EXERCISE REQUIREMENTS — Find every line in the records below that holds the word "Billion" and copy it.

[Items from a figure collection]

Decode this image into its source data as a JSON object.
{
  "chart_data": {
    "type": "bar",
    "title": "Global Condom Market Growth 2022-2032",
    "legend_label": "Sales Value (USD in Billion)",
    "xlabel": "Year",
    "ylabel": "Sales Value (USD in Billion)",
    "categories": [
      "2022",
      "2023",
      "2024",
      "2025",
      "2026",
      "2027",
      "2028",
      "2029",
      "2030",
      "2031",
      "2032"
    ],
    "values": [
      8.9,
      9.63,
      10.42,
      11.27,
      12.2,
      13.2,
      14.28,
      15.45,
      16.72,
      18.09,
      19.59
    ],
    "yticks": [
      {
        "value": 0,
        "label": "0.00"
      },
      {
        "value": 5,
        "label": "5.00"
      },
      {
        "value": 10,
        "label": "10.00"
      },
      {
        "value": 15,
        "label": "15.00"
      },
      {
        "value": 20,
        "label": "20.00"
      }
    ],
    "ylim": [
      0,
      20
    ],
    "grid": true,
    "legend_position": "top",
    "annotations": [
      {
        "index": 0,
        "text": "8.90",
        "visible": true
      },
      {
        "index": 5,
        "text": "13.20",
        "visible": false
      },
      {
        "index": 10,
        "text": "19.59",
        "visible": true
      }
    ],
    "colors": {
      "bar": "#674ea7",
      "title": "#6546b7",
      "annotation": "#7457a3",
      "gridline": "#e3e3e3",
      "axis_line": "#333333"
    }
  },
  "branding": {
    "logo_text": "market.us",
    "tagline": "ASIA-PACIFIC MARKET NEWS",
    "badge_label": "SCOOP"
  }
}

REPLY —
    "legend_label": "Sales Value (USD in Billion)",
    "ylabel": "Sales Value (USD in Billion)",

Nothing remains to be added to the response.